*** INPUT ***

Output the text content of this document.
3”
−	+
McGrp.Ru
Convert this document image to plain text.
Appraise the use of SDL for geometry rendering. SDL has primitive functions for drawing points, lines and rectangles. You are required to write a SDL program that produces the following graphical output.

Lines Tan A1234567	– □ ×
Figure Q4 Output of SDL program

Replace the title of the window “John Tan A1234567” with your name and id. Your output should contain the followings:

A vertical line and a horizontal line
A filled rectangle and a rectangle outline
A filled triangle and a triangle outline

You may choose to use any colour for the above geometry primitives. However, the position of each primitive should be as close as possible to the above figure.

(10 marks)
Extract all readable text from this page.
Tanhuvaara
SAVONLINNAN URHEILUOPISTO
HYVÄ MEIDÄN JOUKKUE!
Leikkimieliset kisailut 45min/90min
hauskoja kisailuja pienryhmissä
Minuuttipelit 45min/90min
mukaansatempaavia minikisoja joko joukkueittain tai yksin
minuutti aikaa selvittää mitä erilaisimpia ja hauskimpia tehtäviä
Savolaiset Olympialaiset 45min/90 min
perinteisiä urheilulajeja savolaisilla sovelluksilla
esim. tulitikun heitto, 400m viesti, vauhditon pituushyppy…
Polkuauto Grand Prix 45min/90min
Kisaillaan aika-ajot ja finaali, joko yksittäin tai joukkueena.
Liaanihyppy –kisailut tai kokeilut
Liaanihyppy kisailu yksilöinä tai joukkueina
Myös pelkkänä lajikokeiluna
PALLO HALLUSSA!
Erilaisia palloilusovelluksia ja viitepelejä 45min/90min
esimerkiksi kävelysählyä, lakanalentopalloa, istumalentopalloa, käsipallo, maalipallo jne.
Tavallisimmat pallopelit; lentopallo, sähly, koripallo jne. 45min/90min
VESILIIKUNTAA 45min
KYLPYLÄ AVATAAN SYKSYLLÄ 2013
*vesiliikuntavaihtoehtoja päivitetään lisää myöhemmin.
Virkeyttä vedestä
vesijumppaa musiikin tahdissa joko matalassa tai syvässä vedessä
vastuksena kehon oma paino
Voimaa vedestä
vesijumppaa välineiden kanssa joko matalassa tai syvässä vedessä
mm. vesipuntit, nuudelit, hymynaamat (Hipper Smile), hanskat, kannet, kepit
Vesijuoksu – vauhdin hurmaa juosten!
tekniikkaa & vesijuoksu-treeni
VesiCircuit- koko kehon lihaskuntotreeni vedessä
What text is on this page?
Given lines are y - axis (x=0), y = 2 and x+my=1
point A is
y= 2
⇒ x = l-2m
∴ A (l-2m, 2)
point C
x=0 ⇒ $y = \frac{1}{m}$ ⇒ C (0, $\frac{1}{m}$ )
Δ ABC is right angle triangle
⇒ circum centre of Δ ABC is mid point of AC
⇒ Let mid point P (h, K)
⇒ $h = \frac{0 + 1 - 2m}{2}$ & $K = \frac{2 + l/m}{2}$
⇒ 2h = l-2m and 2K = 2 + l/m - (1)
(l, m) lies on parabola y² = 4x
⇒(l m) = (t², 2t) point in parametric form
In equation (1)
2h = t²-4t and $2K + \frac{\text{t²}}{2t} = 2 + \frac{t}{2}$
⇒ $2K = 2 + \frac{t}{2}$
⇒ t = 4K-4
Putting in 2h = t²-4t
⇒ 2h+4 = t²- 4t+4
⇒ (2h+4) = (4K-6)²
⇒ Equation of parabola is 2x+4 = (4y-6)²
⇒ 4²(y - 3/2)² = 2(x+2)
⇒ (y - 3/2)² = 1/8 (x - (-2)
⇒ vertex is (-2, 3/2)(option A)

***

■ **YOUR OBJECTIVE**
Report how many lines of the records above contain the word "geometry", and give only that number.

■ **SOLUTION FOR THIS PROBLEM**
2